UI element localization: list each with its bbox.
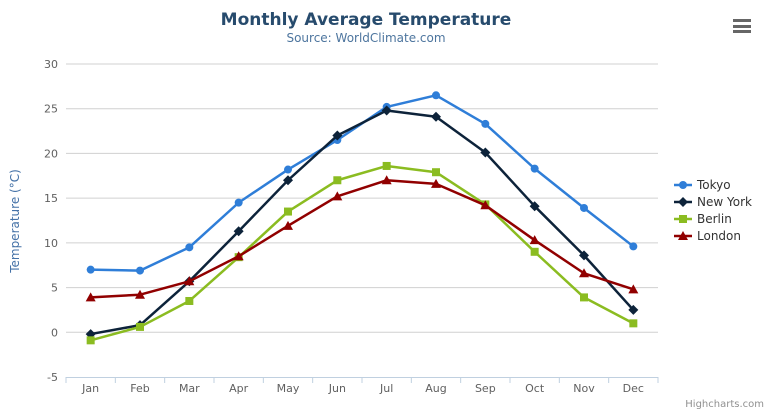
triangle-marker xyxy=(283,220,293,230)
square-marker xyxy=(580,293,588,302)
diamond-marker xyxy=(480,147,491,158)
diamond-marker xyxy=(381,105,392,116)
x-axis-label: Oct xyxy=(525,382,545,395)
diamond-marker xyxy=(332,130,343,141)
triangle-marker xyxy=(579,268,589,278)
circle-legend-icon xyxy=(674,180,692,189)
square-marker xyxy=(530,247,539,256)
y-axis-label: 5 xyxy=(51,282,58,295)
y-axis-label: -5 xyxy=(47,371,58,384)
y-axis-label: 20 xyxy=(44,147,58,160)
x-axis-label: Aug xyxy=(425,382,446,395)
triangle-marker xyxy=(628,284,639,294)
legend-label: London xyxy=(697,228,741,243)
square-marker xyxy=(185,296,194,305)
triangle-marker xyxy=(480,200,491,210)
y-axis-label: 10 xyxy=(44,237,58,250)
triangle-marker xyxy=(332,191,343,201)
circle-marker xyxy=(185,243,194,252)
square-marker xyxy=(333,176,342,185)
triangle-marker xyxy=(135,289,145,299)
x-axis-label: Jul xyxy=(379,382,393,395)
legend-item-london[interactable]: London xyxy=(674,227,752,244)
circle-marker xyxy=(481,119,490,128)
triangle-marker xyxy=(184,276,195,286)
y-axis-label: 30 xyxy=(44,58,58,71)
series-line-new-york xyxy=(89,109,635,336)
circle-marker xyxy=(234,198,243,207)
credits-link[interactable]: Highcharts.com xyxy=(685,399,764,410)
y-axis-label: 15 xyxy=(44,192,58,205)
circle-marker xyxy=(86,265,95,274)
hamburger-icon xyxy=(733,19,751,22)
x-axis-label: Sep xyxy=(475,382,496,395)
circle-marker xyxy=(136,266,144,275)
export-menu-button[interactable] xyxy=(731,17,753,35)
chart-subtitle: Source: WorldClimate.com xyxy=(286,31,446,45)
x-axis-label: Nov xyxy=(573,382,595,395)
y-axis-label: 0 xyxy=(51,326,58,339)
x-axis-label: Apr xyxy=(229,382,249,395)
circle-marker xyxy=(580,203,588,212)
circle-marker xyxy=(432,91,440,100)
x-axis-label: Jun xyxy=(328,382,346,395)
legend-label: Tokyo xyxy=(697,177,731,192)
square-marker xyxy=(629,319,638,328)
diamond-marker xyxy=(628,304,639,315)
triangle-marker xyxy=(85,292,96,302)
legend-item-berlin[interactable]: Berlin xyxy=(674,210,752,227)
x-axis-label: Mar xyxy=(179,382,200,395)
diamond-marker xyxy=(283,175,293,186)
circle-marker xyxy=(284,165,292,174)
diamond-marker xyxy=(233,226,244,237)
triangle-legend-icon xyxy=(674,230,692,240)
hamburger-icon xyxy=(733,30,751,33)
square-legend-icon xyxy=(674,214,692,223)
chart-title: Monthly Average Temperature xyxy=(220,10,512,30)
legend: Tokyo New York Berlin London xyxy=(674,176,752,244)
diamond-marker xyxy=(529,201,540,212)
series-line-berlin xyxy=(89,164,635,342)
series-line-tokyo xyxy=(89,94,635,272)
triangle-marker xyxy=(529,235,540,245)
x-axis-label: May xyxy=(277,382,300,395)
square-marker xyxy=(432,168,440,177)
hamburger-icon xyxy=(733,24,751,28)
legend-item-new-york[interactable]: New York xyxy=(674,193,752,210)
x-axis-label: Dec xyxy=(623,382,644,395)
legend-label: New York xyxy=(697,194,752,209)
square-marker xyxy=(284,207,292,216)
circle-marker xyxy=(530,164,539,173)
x-axis-label: Feb xyxy=(130,382,149,395)
triangle-marker xyxy=(381,175,392,185)
y-axis-title: Temperature (°C) xyxy=(8,169,22,273)
x-axis-label: Jan xyxy=(81,382,99,395)
legend-label: Berlin xyxy=(697,211,732,226)
triangle-marker xyxy=(431,178,441,188)
diamond-marker xyxy=(431,111,441,122)
diamond-legend-icon xyxy=(674,196,692,207)
series-line-london xyxy=(89,179,635,299)
circle-marker xyxy=(629,242,638,251)
diamond-marker xyxy=(579,250,589,261)
square-marker xyxy=(136,322,144,331)
legend-item-tokyo[interactable]: Tokyo xyxy=(674,176,752,193)
triangle-marker xyxy=(233,251,244,261)
chart-header: Monthly Average Temperature Source: Worl… xyxy=(0,10,732,46)
square-marker xyxy=(86,336,95,345)
square-marker xyxy=(382,161,391,170)
y-axis-label: 25 xyxy=(44,103,58,116)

# [Challenge]
Return every line of the entries above verbatim, omitting the picture.

# [Exercise solution]
UI element localization: list each with its bbox.
triangle-marker xyxy=(283,220,293,230)
square-marker xyxy=(580,293,588,302)
diamond-marker xyxy=(480,147,491,158)
diamond-marker xyxy=(381,105,392,116)
x-axis-label: Oct xyxy=(525,382,545,395)
diamond-marker xyxy=(332,130,343,141)
triangle-marker xyxy=(579,268,589,278)
circle-legend-icon xyxy=(674,180,692,189)
square-marker xyxy=(530,247,539,256)
y-axis-label: 5 xyxy=(51,282,58,295)
y-axis-label: -5 xyxy=(47,371,58,384)
y-axis-label: 20 xyxy=(44,147,58,160)
x-axis-label: Aug xyxy=(425,382,446,395)
triangle-marker xyxy=(628,284,639,294)
legend-label: London xyxy=(697,228,741,243)
square-marker xyxy=(185,296,194,305)
triangle-marker xyxy=(480,200,491,210)
y-axis-label: 10 xyxy=(44,237,58,250)
triangle-marker xyxy=(332,191,343,201)
circle-marker xyxy=(185,243,194,252)
square-marker xyxy=(333,176,342,185)
triangle-marker xyxy=(135,289,145,299)
x-axis-label: Jul xyxy=(379,382,393,395)
legend-item-london[interactable]: London xyxy=(674,227,752,244)
circle-marker xyxy=(481,119,490,128)
triangle-marker xyxy=(184,276,195,286)
y-axis-label: 30 xyxy=(44,58,58,71)
series-line-new-york xyxy=(89,109,635,336)
circle-marker xyxy=(234,198,243,207)
credits-link[interactable]: Highcharts.com xyxy=(685,399,764,410)
y-axis-label: 15 xyxy=(44,192,58,205)
circle-marker xyxy=(86,265,95,274)
hamburger-icon xyxy=(733,19,751,22)
x-axis-label: Sep xyxy=(475,382,496,395)
circle-marker xyxy=(136,266,144,275)
export-menu-button[interactable] xyxy=(731,17,753,35)
chart-subtitle: Source: WorldClimate.com xyxy=(286,31,446,45)
x-axis-label: Nov xyxy=(573,382,595,395)
y-axis-label: 0 xyxy=(51,326,58,339)
x-axis-label: Apr xyxy=(229,382,249,395)
circle-marker xyxy=(580,203,588,212)
circle-marker xyxy=(432,91,440,100)
x-axis-label: Jun xyxy=(328,382,346,395)
legend-label: Tokyo xyxy=(697,177,731,192)
square-marker xyxy=(629,319,638,328)
diamond-marker xyxy=(628,304,639,315)
triangle-marker xyxy=(85,292,96,302)
legend-item-berlin[interactable]: Berlin xyxy=(674,210,752,227)
x-axis-label: Mar xyxy=(179,382,200,395)
diamond-marker xyxy=(283,175,293,186)
circle-marker xyxy=(284,165,292,174)
diamond-marker xyxy=(233,226,244,237)
triangle-legend-icon xyxy=(674,230,692,240)
hamburger-icon xyxy=(733,30,751,33)
square-legend-icon xyxy=(674,214,692,223)
chart-title: Monthly Average Temperature xyxy=(220,10,512,30)
legend: Tokyo New York Berlin London xyxy=(674,176,752,244)
diamond-marker xyxy=(529,201,540,212)
series-line-berlin xyxy=(89,164,635,342)
series-line-tokyo xyxy=(89,94,635,272)
triangle-marker xyxy=(529,235,540,245)
x-axis-label: May xyxy=(277,382,300,395)
square-marker xyxy=(432,168,440,177)
hamburger-icon xyxy=(733,24,751,28)
legend-item-new-york[interactable]: New York xyxy=(674,193,752,210)
x-axis-label: Dec xyxy=(623,382,644,395)
legend-label: New York xyxy=(697,194,752,209)
square-marker xyxy=(284,207,292,216)
circle-marker xyxy=(530,164,539,173)
x-axis-label: Feb xyxy=(130,382,149,395)
triangle-marker xyxy=(381,175,392,185)
y-axis-title: Temperature (°C) xyxy=(8,169,22,273)
x-axis-label: Jan xyxy=(81,382,99,395)
legend-label: Berlin xyxy=(697,211,732,226)
triangle-marker xyxy=(431,178,441,188)
diamond-marker xyxy=(431,111,441,122)
diamond-legend-icon xyxy=(674,196,692,207)
series-line-london xyxy=(89,179,635,299)
circle-marker xyxy=(629,242,638,251)
diamond-marker xyxy=(579,250,589,261)
square-marker xyxy=(136,322,144,331)
legend-item-tokyo[interactable]: Tokyo xyxy=(674,176,752,193)
triangle-marker xyxy=(233,251,244,261)
chart-header: Monthly Average Temperature Source: Worl… xyxy=(0,10,732,46)
square-marker xyxy=(86,336,95,345)
square-marker xyxy=(382,161,391,170)
y-axis-label: 25 xyxy=(44,103,58,116)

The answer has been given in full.